----- ENTRIES

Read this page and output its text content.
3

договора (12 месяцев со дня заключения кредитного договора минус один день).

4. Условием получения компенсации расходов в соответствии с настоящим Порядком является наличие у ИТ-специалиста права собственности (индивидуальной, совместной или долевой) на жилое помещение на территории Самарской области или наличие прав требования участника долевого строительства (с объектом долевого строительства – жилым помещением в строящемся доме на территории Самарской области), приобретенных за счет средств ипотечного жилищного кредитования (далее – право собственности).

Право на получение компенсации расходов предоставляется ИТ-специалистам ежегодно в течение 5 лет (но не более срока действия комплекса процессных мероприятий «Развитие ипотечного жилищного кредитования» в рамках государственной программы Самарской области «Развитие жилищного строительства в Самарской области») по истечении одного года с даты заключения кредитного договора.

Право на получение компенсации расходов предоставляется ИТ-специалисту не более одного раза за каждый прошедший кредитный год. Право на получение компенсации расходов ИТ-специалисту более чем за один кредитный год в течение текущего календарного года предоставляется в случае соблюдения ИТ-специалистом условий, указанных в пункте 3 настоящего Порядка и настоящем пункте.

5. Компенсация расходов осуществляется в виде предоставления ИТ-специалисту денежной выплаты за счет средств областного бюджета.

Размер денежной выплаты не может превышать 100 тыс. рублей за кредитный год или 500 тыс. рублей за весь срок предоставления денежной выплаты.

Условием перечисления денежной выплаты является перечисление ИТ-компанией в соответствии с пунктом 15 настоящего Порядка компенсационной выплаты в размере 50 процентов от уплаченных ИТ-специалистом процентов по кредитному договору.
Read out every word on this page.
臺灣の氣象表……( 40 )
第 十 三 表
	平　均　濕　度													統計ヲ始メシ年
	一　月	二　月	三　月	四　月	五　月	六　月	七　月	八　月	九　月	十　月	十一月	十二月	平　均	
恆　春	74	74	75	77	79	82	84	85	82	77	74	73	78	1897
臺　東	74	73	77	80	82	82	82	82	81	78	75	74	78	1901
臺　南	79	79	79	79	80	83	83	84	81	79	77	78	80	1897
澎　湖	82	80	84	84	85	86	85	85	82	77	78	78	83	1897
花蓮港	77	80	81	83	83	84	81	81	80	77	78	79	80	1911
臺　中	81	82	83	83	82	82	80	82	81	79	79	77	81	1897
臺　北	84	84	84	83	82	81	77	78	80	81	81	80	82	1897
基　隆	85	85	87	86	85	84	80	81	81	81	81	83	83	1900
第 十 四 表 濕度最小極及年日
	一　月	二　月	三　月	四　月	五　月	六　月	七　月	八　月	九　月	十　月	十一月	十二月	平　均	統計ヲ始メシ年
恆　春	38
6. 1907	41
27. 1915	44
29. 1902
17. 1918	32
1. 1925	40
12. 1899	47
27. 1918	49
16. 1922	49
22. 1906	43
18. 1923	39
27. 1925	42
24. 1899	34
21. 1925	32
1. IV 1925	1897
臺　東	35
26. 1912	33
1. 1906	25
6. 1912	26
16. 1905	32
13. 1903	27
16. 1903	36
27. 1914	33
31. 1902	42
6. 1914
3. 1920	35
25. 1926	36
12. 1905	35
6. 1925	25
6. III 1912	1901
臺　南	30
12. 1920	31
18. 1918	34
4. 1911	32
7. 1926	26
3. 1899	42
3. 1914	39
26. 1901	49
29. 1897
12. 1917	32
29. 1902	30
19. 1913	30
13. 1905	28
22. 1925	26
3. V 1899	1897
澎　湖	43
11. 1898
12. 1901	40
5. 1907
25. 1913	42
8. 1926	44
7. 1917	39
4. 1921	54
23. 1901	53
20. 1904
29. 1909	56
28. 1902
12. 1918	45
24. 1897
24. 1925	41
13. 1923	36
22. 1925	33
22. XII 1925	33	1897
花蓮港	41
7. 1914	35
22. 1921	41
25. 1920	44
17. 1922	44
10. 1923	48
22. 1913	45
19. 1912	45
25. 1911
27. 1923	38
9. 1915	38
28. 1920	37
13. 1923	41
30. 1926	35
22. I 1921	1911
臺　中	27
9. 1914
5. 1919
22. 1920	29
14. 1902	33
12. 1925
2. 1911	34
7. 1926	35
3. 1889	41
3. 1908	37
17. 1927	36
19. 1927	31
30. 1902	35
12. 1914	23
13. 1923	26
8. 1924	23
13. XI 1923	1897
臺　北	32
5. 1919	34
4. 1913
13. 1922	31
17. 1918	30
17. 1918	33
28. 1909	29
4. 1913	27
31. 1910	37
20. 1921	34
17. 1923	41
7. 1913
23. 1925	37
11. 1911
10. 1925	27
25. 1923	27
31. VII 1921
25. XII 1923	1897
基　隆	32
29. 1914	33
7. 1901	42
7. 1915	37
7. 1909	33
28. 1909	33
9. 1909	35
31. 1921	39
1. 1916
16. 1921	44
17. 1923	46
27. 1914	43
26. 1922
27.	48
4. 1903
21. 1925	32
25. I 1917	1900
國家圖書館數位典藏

----------

- OBJECTIVE
Above are the records; retype them all without a single difference.

- SOLUTION
Read this page and output its text content.
3

договора (12 месяцев со дня заключения кредитного договора минус один день).

4. Условием получения компенсации расходов в соответствии с настоящим Порядком является наличие у ИТ-специалиста права собственности (индивидуальной, совместной или долевой) на жилое помещение на территории Самарской области или наличие прав требования участника долевого строительства (с объектом долевого строительства – жилым помещением в строящемся доме на территории Самарской области), приобретенных за счет средств ипотечного жилищного кредитования (далее – право собственности).

Право на получение компенсации расходов предоставляется ИТ-специалистам ежегодно в течение 5 лет (но не более срока действия комплекса процессных мероприятий «Развитие ипотечного жилищного кредитования» в рамках государственной программы Самарской области «Развитие жилищного строительства в Самарской области») по истечении одного года с даты заключения кредитного договора.

Право на получение компенсации расходов предоставляется ИТ-специалисту не более одного раза за каждый прошедший кредитный год. Право на получение компенсации расходов ИТ-специалисту более чем за один кредитный год в течение текущего календарного года предоставляется в случае соблюдения ИТ-специалистом условий, указанных в пункте 3 настоящего Порядка и настоящем пункте.

5. Компенсация расходов осуществляется в виде предоставления ИТ-специалисту денежной выплаты за счет средств областного бюджета.

Размер денежной выплаты не может превышать 100 тыс. рублей за кредитный год или 500 тыс. рублей за весь срок предоставления денежной выплаты.

Условием перечисления денежной выплаты является перечисление ИТ-компанией в соответствии с пунктом 15 настоящего Порядка компенсационной выплаты в размере 50 процентов от уплаченных ИТ-специалистом процентов по кредитному договору.
Read out every word on this page.
臺灣の氣象表……( 40 )
第 十 三 表
	平　均　濕　度													統計ヲ始メシ年
	一　月	二　月	三　月	四　月	五　月	六　月	七　月	八　月	九　月	十　月	十一月	十二月	平　均	
恆　春	74	74	75	77	79	82	84	85	82	77	74	73	78	1897
臺　東	74	73	77	80	82	82	82	82	81	78	75	74	78	1901
臺　南	79	79	79	79	80	83	83	84	81	79	77	78	80	1897
澎　湖	82	80	84	84	85	86	85	85	82	77	78	78	83	1897
花蓮港	77	80	81	83	83	84	81	81	80	77	78	79	80	1911
臺　中	81	82	83	83	82	82	80	82	81	79	79	77	81	1897
臺　北	84	84	84	83	82	81	77	78	80	81	81	80	82	1897
基　隆	85	85	87	86	85	84	80	81	81	81	81	83	83	1900
第 十 四 表 濕度最小極及年日
	一　月	二　月	三　月	四　月	五　月	六　月	七　月	八　月	九　月	十　月	十一月	十二月	平　均	統計ヲ始メシ年
恆　春	38
6. 1907	41
27. 1915	44
29. 1902
17. 1918	32
1. 1925	40
12. 1899	47
27. 1918	49
16. 1922	49
22. 1906	43
18. 1923	39
27. 1925	42
24. 1899	34
21. 1925	32
1. IV 1925	1897
臺　東	35
26. 1912	33
1. 1906	25
6. 1912	26
16. 1905	32
13. 1903	27
16. 1903	36
27. 1914	33
31. 1902	42
6. 1914
3. 1920	35
25. 1926	36
12. 1905	35
6. 1925	25
6. III 1912	1901
臺　南	30
12. 1920	31
18. 1918	34
4. 1911	32
7. 1926	26
3. 1899	42
3. 1914	39
26. 1901	49
29. 1897
12. 1917	32
29. 1902	30
19. 1913	30
13. 1905	28
22. 1925	26
3. V 1899	1897
澎　湖	43
11. 1898
12. 1901	40
5. 1907
25. 1913	42
8. 1926	44
7. 1917	39
4. 1921	54
23. 1901	53
20. 1904
29. 1909	56
28. 1902
12. 1918	45
24. 1897
24. 1925	41
13. 1923	36
22. 1925	33
22. XII 1925	33	1897
花蓮港	41
7. 1914	35
22. 1921	41
25. 1920	44
17. 1922	44
10. 1923	48
22. 1913	45
19. 1912	45
25. 1911
27. 1923	38
9. 1915	38
28. 1920	37
13. 1923	41
30. 1926	35
22. I 1921	1911
臺　中	27
9. 1914
5. 1919
22. 1920	29
14. 1902	33
12. 1925
2. 1911	34
7. 1926	35
3. 1889	41
3. 1908	37
17. 1927	36
19. 1927	31
30. 1902	35
12. 1914	23
13. 1923	26
8. 1924	23
13. XI 1923	1897
臺　北	32
5. 1919	34
4. 1913
13. 1922	31
17. 1918	30
17. 1918	33
28. 1909	29
4. 1913	27
31. 1910	37
20. 1921	34
17. 1923	41
7. 1913
23. 1925	37
11. 1911
10. 1925	27
25. 1923	27
31. VII 1921
25. XII 1923	1897
基　隆	32
29. 1914	33
7. 1901	42
7. 1915	37
7. 1909	33
28. 1909	33
9. 1909	35
31. 1921	39
1. 1916
16. 1921	44
17. 1923	46
27. 1914	43
26. 1922
27.	48
4. 1903
21. 1925	32
25. I 1917	1900
國家圖書館數位典藏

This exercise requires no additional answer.